(Exercise prompt)
Without the pictures, copy the entries below word for word.

(Record list)
------------------------------------
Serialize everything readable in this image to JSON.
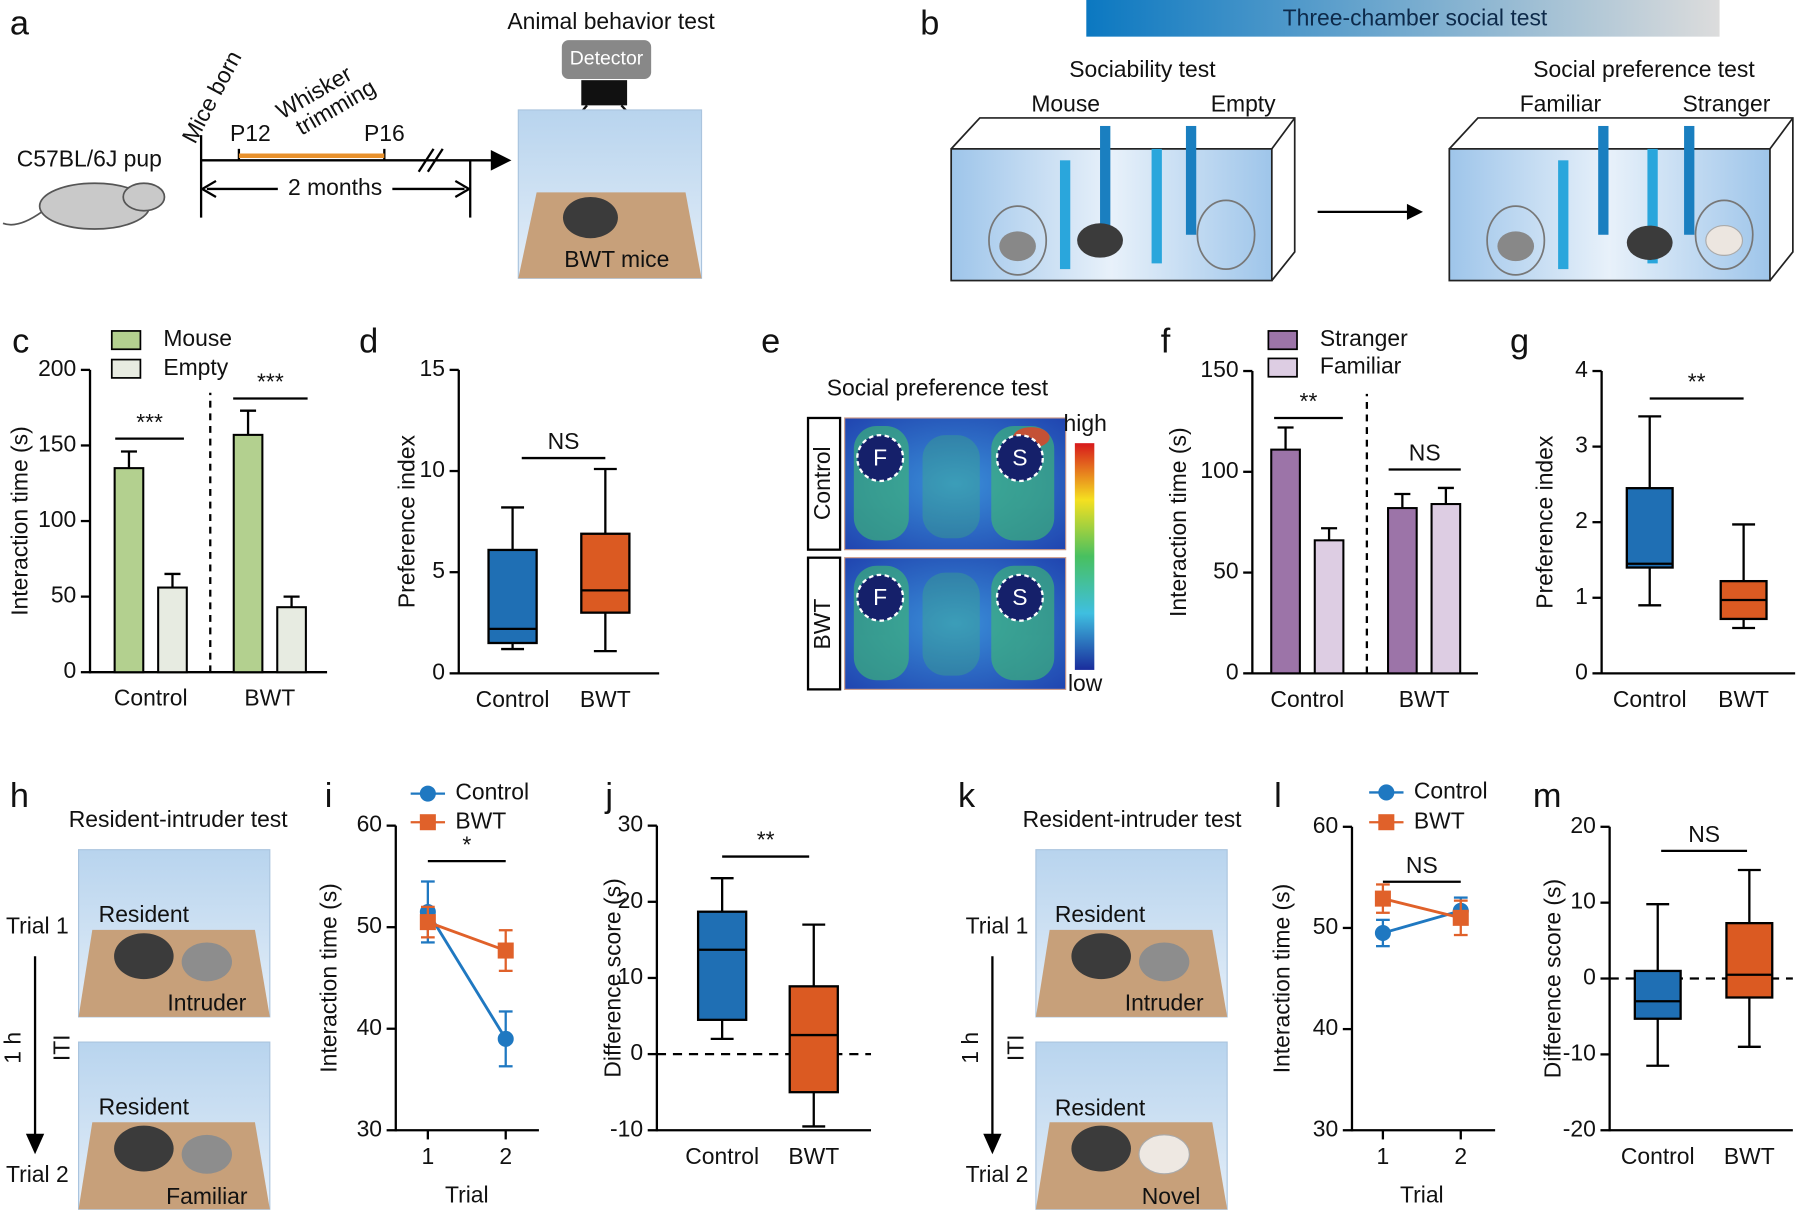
{
  "illustrations": {
    "a": {
      "label": "a",
      "title": "Animal behavior test",
      "detector": "Detector",
      "strain": "C57BL/6J pup",
      "born": "Mice born",
      "trimming": [
        "Whisker",
        "trimming"
      ],
      "start": "P12",
      "end": "P16",
      "duration": "2 months",
      "mice": "BWT  mice"
    },
    "b": {
      "label": "b",
      "banner": "Three-chamber social test",
      "tests": [
        {
          "title": "Sociability test",
          "left": "Mouse",
          "right": "Empty"
        },
        {
          "title": "Social preference test",
          "left": "Familiar",
          "right": "Stranger"
        }
      ]
    },
    "e": {
      "label": "e",
      "title": "Social preference test",
      "rows": [
        "Control",
        "BWT"
      ],
      "marks": [
        "F",
        "S"
      ],
      "scale": [
        "high",
        "low"
      ]
    },
    "h": {
      "label": "h",
      "title": "Resident-intruder test",
      "trials": [
        "Trial 1",
        "Trial 2"
      ],
      "interval": "1 h",
      "iti": "ITI",
      "pairs": [
        [
          "Resident",
          "Intruder"
        ],
        [
          "Resident",
          "Familiar"
        ]
      ]
    },
    "k": {
      "label": "k",
      "title": "Resident-intruder test",
      "trials": [
        "Trial 1",
        "Trial 2"
      ],
      "interval": "1 h",
      "iti": "ITI",
      "pairs": [
        [
          "Resident",
          "Intruder"
        ],
        [
          "Resident",
          "Novel"
        ]
      ]
    }
  },
  "chart_data": [
    {
      "type": "bar",
      "label": "c",
      "ylabel": "Interaction time (s)",
      "categories": [
        "Control",
        "BWT"
      ],
      "series": [
        {
          "name": "Mouse",
          "color": "#b3d08f",
          "values": [
            135,
            157
          ],
          "errors": [
            11,
            16
          ]
        },
        {
          "name": "Empty",
          "color": "#e7ebe1",
          "values": [
            56,
            43
          ],
          "errors": [
            9,
            7
          ]
        }
      ],
      "ylim": [
        0,
        200
      ],
      "yticks": [
        0,
        50,
        100,
        150,
        200
      ],
      "divider": true,
      "annotations": [
        "***",
        "***"
      ]
    },
    {
      "type": "box",
      "label": "d",
      "ylabel": "Preference index",
      "categories": [
        "Control",
        "BWT"
      ],
      "boxes": [
        {
          "min": 1.2,
          "q1": 1.5,
          "median": 2.2,
          "q3": 6.1,
          "max": 8.2,
          "color": "#1f6fb4"
        },
        {
          "min": 1.1,
          "q1": 3.0,
          "median": 4.1,
          "q3": 6.9,
          "max": 10.1,
          "color": "#db5a22"
        }
      ],
      "ylim": [
        0,
        15
      ],
      "yticks": [
        0,
        5,
        10,
        15
      ],
      "annotations": [
        "NS"
      ]
    },
    {
      "type": "bar",
      "label": "f",
      "ylabel": "Interaction time (s)",
      "categories": [
        "Control",
        "BWT"
      ],
      "series": [
        {
          "name": "Stranger",
          "color": "#9c74a8",
          "values": [
            111,
            82
          ],
          "errors": [
            11,
            7
          ]
        },
        {
          "name": "Familiar",
          "color": "#ddcde3",
          "values": [
            66,
            84
          ],
          "errors": [
            6,
            8
          ]
        }
      ],
      "ylim": [
        0,
        150
      ],
      "yticks": [
        0,
        50,
        100,
        150
      ],
      "divider": true,
      "annotations": [
        "**",
        "NS"
      ]
    },
    {
      "type": "box",
      "label": "g",
      "ylabel": "Preference index",
      "categories": [
        "Control",
        "BWT"
      ],
      "boxes": [
        {
          "min": 0.9,
          "q1": 1.4,
          "median": 1.45,
          "q3": 2.45,
          "max": 3.4,
          "color": "#1f6fb4"
        },
        {
          "min": 0.6,
          "q1": 0.72,
          "median": 0.97,
          "q3": 1.22,
          "max": 1.97,
          "color": "#db5a22"
        }
      ],
      "ylim": [
        0,
        4
      ],
      "yticks": [
        0,
        1,
        2,
        3,
        4
      ],
      "annotations": [
        "**"
      ]
    },
    {
      "type": "line",
      "label": "i",
      "ylabel": "Interaction time (s)",
      "xlabel": "Trial",
      "categories": [
        "1",
        "2"
      ],
      "series": [
        {
          "name": "Control",
          "color": "#1f78c1",
          "marker": "circle",
          "values": [
            51.5,
            39
          ],
          "errors": [
            3,
            2.7
          ]
        },
        {
          "name": "BWT",
          "color": "#e0612a",
          "marker": "square",
          "values": [
            50.5,
            47.7
          ],
          "errors": [
            1.5,
            2
          ]
        }
      ],
      "ylim": [
        30,
        60
      ],
      "yticks": [
        30,
        40,
        50,
        60
      ],
      "annotations": [
        "*"
      ]
    },
    {
      "type": "box",
      "label": "j",
      "ylabel": "Difference score (s)",
      "categories": [
        "Control",
        "BWT"
      ],
      "boxes": [
        {
          "min": 2,
          "q1": 4.5,
          "median": 13.7,
          "q3": 18.7,
          "max": 23.1,
          "color": "#1f6fb4"
        },
        {
          "min": -9.5,
          "q1": -5,
          "median": 2.5,
          "q3": 8.9,
          "max": 17,
          "color": "#db5a22"
        }
      ],
      "ylim": [
        -10,
        30
      ],
      "yticks": [
        -10,
        0,
        10,
        20,
        30
      ],
      "zero_line": true,
      "annotations": [
        "**"
      ]
    },
    {
      "type": "line",
      "label": "l",
      "ylabel": "Interaction time (s)",
      "xlabel": "Trial",
      "categories": [
        "1",
        "2"
      ],
      "series": [
        {
          "name": "Control",
          "color": "#1f78c1",
          "marker": "circle",
          "values": [
            49.5,
            51.7
          ],
          "errors": [
            1.3,
            1.3
          ]
        },
        {
          "name": "BWT",
          "color": "#e0612a",
          "marker": "square",
          "values": [
            52.9,
            51
          ],
          "errors": [
            1.4,
            1.7
          ]
        }
      ],
      "ylim": [
        30,
        60
      ],
      "yticks": [
        30,
        40,
        50,
        60
      ],
      "annotations": [
        "NS"
      ]
    },
    {
      "type": "box",
      "label": "m",
      "ylabel": "Difference score (s)",
      "categories": [
        "Control",
        "BWT"
      ],
      "boxes": [
        {
          "min": -11.5,
          "q1": -5.3,
          "median": -3,
          "q3": 1,
          "max": 9.8,
          "color": "#1f6fb4"
        },
        {
          "min": -9,
          "q1": -2.5,
          "median": 0.5,
          "q3": 7.3,
          "max": 14.3,
          "color": "#db5a22"
        }
      ],
      "ylim": [
        -20,
        20
      ],
      "yticks": [
        -20,
        -10,
        0,
        10,
        20
      ],
      "zero_line": true,
      "annotations": [
        "NS"
      ]
    }
  ]
}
------------------------------------
(Result of the task)
Serialize everything readable in this image to JSON.
{
  "illustrations": {
    "a": {
      "label": "a",
      "title": "Animal behavior test",
      "detector": "Detector",
      "strain": "C57BL/6J pup",
      "born": "Mice born",
      "trimming": [
        "Whisker",
        "trimming"
      ],
      "start": "P12",
      "end": "P16",
      "duration": "2 months",
      "mice": "BWT  mice"
    },
    "b": {
      "label": "b",
      "banner": "Three-chamber social test",
      "tests": [
        {
          "title": "Sociability test",
          "left": "Mouse",
          "right": "Empty"
        },
        {
          "title": "Social preference test",
          "left": "Familiar",
          "right": "Stranger"
        }
      ]
    },
    "e": {
      "label": "e",
      "title": "Social preference test",
      "rows": [
        "Control",
        "BWT"
      ],
      "marks": [
        "F",
        "S"
      ],
      "scale": [
        "high",
        "low"
      ]
    },
    "h": {
      "label": "h",
      "title": "Resident-intruder test",
      "trials": [
        "Trial 1",
        "Trial 2"
      ],
      "interval": "1 h",
      "iti": "ITI",
      "pairs": [
        [
          "Resident",
          "Intruder"
        ],
        [
          "Resident",
          "Familiar"
        ]
      ]
    },
    "k": {
      "label": "k",
      "title": "Resident-intruder test",
      "trials": [
        "Trial 1",
        "Trial 2"
      ],
      "interval": "1 h",
      "iti": "ITI",
      "pairs": [
        [
          "Resident",
          "Intruder"
        ],
        [
          "Resident",
          "Novel"
        ]
      ]
    }
  },
  "chart_data": [
    {
      "type": "bar",
      "label": "c",
      "ylabel": "Interaction time (s)",
      "categories": [
        "Control",
        "BWT"
      ],
      "series": [
        {
          "name": "Mouse",
          "color": "#b3d08f",
          "values": [
            135,
            157
          ],
          "errors": [
            11,
            16
          ]
        },
        {
          "name": "Empty",
          "color": "#e7ebe1",
          "values": [
            56,
            43
          ],
          "errors": [
            9,
            7
          ]
        }
      ],
      "ylim": [
        0,
        200
      ],
      "yticks": [
        0,
        50,
        100,
        150,
        200
      ],
      "divider": true,
      "annotations": [
        "***",
        "***"
      ]
    },
    {
      "type": "box",
      "label": "d",
      "ylabel": "Preference index",
      "categories": [
        "Control",
        "BWT"
      ],
      "boxes": [
        {
          "min": 1.2,
          "q1": 1.5,
          "median": 2.2,
          "q3": 6.1,
          "max": 8.2,
          "color": "#1f6fb4"
        },
        {
          "min": 1.1,
          "q1": 3.0,
          "median": 4.1,
          "q3": 6.9,
          "max": 10.1,
          "color": "#db5a22"
        }
      ],
      "ylim": [
        0,
        15
      ],
      "yticks": [
        0,
        5,
        10,
        15
      ],
      "annotations": [
        "NS"
      ]
    },
    {
      "type": "bar",
      "label": "f",
      "ylabel": "Interaction time (s)",
      "categories": [
        "Control",
        "BWT"
      ],
      "series": [
        {
          "name": "Stranger",
          "color": "#9c74a8",
          "values": [
            111,
            82
          ],
          "errors": [
            11,
            7
          ]
        },
        {
          "name": "Familiar",
          "color": "#ddcde3",
          "values": [
            66,
            84
          ],
          "errors": [
            6,
            8
          ]
        }
      ],
      "ylim": [
        0,
        150
      ],
      "yticks": [
        0,
        50,
        100,
        150
      ],
      "divider": true,
      "annotations": [
        "**",
        "NS"
      ]
    },
    {
      "type": "box",
      "label": "g",
      "ylabel": "Preference index",
      "categories": [
        "Control",
        "BWT"
      ],
      "boxes": [
        {
          "min": 0.9,
          "q1": 1.4,
          "median": 1.45,
          "q3": 2.45,
          "max": 3.4,
          "color": "#1f6fb4"
        },
        {
          "min": 0.6,
          "q1": 0.72,
          "median": 0.97,
          "q3": 1.22,
          "max": 1.97,
          "color": "#db5a22"
        }
      ],
      "ylim": [
        0,
        4
      ],
      "yticks": [
        0,
        1,
        2,
        3,
        4
      ],
      "annotations": [
        "**"
      ]
    },
    {
      "type": "line",
      "label": "i",
      "ylabel": "Interaction time (s)",
      "xlabel": "Trial",
      "categories": [
        "1",
        "2"
      ],
      "series": [
        {
          "name": "Control",
          "color": "#1f78c1",
          "marker": "circle",
          "values": [
            51.5,
            39
          ],
          "errors": [
            3,
            2.7
          ]
        },
        {
          "name": "BWT",
          "color": "#e0612a",
          "marker": "square",
          "values": [
            50.5,
            47.7
          ],
          "errors": [
            1.5,
            2
          ]
        }
      ],
      "ylim": [
        30,
        60
      ],
      "yticks": [
        30,
        40,
        50,
        60
      ],
      "annotations": [
        "*"
      ]
    },
    {
      "type": "box",
      "label": "j",
      "ylabel": "Difference score (s)",
      "categories": [
        "Control",
        "BWT"
      ],
      "boxes": [
        {
          "min": 2,
          "q1": 4.5,
          "median": 13.7,
          "q3": 18.7,
          "max": 23.1,
          "color": "#1f6fb4"
        },
        {
          "min": -9.5,
          "q1": -5,
          "median": 2.5,
          "q3": 8.9,
          "max": 17,
          "color": "#db5a22"
        }
      ],
      "ylim": [
        -10,
        30
      ],
      "yticks": [
        -10,
        0,
        10,
        20,
        30
      ],
      "zero_line": true,
      "annotations": [
        "**"
      ]
    },
    {
      "type": "line",
      "label": "l",
      "ylabel": "Interaction time (s)",
      "xlabel": "Trial",
      "categories": [
        "1",
        "2"
      ],
      "series": [
        {
          "name": "Control",
          "color": "#1f78c1",
          "marker": "circle",
          "values": [
            49.5,
            51.7
          ],
          "errors": [
            1.3,
            1.3
          ]
        },
        {
          "name": "BWT",
          "color": "#e0612a",
          "marker": "square",
          "values": [
            52.9,
            51
          ],
          "errors": [
            1.4,
            1.7
          ]
        }
      ],
      "ylim": [
        30,
        60
      ],
      "yticks": [
        30,
        40,
        50,
        60
      ],
      "annotations": [
        "NS"
      ]
    },
    {
      "type": "box",
      "label": "m",
      "ylabel": "Difference score (s)",
      "categories": [
        "Control",
        "BWT"
      ],
      "boxes": [
        {
          "min": -11.5,
          "q1": -5.3,
          "median": -3,
          "q3": 1,
          "max": 9.8,
          "color": "#1f6fb4"
        },
        {
          "min": -9,
          "q1": -2.5,
          "median": 0.5,
          "q3": 7.3,
          "max": 14.3,
          "color": "#db5a22"
        }
      ],
      "ylim": [
        -20,
        20
      ],
      "yticks": [
        -20,
        -10,
        0,
        10,
        20
      ],
      "zero_line": true,
      "annotations": [
        "NS"
      ]
    }
  ]
}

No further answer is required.